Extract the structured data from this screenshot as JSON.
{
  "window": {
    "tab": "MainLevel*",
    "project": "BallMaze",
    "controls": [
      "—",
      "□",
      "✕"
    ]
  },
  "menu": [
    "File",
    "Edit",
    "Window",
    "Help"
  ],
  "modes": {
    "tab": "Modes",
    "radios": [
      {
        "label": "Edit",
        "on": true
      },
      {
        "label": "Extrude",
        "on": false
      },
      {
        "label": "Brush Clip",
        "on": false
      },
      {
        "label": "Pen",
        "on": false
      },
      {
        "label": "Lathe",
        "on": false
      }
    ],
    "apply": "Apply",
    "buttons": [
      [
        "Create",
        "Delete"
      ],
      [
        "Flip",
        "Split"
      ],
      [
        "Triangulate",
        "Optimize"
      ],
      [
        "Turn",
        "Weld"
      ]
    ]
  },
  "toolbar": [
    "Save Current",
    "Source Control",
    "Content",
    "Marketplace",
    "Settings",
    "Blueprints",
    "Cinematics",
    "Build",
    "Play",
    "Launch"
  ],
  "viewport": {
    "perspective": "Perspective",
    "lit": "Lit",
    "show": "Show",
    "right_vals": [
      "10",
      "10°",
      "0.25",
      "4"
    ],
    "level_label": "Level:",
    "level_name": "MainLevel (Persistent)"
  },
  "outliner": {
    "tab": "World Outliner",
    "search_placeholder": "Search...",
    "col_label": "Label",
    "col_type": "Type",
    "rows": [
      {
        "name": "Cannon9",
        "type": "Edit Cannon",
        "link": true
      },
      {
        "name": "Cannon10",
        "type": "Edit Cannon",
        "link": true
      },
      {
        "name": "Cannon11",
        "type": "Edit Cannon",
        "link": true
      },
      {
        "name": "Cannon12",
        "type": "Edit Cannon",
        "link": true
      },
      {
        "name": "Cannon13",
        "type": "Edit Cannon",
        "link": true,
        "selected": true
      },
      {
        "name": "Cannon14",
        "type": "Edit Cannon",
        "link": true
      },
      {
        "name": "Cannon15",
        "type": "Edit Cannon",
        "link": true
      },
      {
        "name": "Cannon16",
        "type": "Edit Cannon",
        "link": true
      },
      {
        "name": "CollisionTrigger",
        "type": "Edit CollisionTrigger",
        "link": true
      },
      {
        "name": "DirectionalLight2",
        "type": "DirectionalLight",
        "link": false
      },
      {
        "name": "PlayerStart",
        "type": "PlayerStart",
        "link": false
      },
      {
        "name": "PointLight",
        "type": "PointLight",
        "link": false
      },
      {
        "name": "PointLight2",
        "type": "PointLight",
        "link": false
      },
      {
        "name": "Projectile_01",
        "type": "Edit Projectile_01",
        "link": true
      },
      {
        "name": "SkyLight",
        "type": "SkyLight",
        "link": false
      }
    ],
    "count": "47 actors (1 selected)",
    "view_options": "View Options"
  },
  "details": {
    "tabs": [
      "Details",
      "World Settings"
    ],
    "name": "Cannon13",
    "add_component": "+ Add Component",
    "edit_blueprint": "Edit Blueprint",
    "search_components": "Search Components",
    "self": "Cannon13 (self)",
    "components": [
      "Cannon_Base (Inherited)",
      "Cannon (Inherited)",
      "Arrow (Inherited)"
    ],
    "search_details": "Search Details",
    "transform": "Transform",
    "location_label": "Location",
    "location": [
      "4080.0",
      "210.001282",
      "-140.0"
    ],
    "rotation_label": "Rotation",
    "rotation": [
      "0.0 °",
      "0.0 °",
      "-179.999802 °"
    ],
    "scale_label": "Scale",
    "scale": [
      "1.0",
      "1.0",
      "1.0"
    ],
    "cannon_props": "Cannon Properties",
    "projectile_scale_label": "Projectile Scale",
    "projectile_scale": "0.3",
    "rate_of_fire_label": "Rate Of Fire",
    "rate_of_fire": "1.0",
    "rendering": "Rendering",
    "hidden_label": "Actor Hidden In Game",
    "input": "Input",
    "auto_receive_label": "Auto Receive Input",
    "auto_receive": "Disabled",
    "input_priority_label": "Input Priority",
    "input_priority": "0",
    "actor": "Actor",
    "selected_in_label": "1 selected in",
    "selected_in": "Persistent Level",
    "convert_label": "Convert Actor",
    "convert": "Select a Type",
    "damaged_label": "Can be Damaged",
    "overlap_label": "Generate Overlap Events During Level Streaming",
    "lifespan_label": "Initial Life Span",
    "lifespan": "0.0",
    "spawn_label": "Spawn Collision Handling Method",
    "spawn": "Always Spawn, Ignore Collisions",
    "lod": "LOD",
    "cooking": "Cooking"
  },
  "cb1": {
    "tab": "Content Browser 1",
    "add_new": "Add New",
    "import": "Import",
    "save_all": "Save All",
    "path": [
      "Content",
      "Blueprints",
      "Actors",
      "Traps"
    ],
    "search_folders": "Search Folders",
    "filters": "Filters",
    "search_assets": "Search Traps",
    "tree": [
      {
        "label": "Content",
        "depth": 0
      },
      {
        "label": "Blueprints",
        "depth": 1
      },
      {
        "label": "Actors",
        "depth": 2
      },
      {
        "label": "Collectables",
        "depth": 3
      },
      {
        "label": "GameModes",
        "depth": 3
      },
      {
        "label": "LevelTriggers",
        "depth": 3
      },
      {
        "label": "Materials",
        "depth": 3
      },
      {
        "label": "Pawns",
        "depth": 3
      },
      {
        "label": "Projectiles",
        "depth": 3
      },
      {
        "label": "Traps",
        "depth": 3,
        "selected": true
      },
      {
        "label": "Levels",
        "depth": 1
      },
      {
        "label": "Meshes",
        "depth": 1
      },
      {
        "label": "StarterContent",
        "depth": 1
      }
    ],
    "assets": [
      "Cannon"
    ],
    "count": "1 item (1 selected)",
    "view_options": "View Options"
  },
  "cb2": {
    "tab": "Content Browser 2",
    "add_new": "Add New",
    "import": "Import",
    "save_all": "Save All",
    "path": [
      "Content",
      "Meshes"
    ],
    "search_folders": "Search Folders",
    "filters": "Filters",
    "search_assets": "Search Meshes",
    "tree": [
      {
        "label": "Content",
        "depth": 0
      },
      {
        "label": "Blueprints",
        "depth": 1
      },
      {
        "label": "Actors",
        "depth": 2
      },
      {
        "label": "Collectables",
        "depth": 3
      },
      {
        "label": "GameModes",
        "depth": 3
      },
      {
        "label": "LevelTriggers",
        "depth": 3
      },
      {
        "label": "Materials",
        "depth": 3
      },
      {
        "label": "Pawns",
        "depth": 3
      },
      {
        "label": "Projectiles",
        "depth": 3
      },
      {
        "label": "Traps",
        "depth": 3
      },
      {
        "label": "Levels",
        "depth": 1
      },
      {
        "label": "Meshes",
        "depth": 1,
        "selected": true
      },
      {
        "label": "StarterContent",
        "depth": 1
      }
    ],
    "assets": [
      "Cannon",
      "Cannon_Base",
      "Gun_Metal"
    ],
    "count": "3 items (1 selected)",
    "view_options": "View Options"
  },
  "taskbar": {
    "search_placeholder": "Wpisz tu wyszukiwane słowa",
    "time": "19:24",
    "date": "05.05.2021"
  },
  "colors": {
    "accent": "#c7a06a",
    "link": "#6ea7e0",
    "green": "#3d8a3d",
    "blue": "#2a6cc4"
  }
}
+ + + +
- **Work to do**
Gather each line from the entries above that includes the word "MainLevel".

- **Full output**
    "tab": "MainLevel*",
    "level_name": "MainLevel (Persistent)"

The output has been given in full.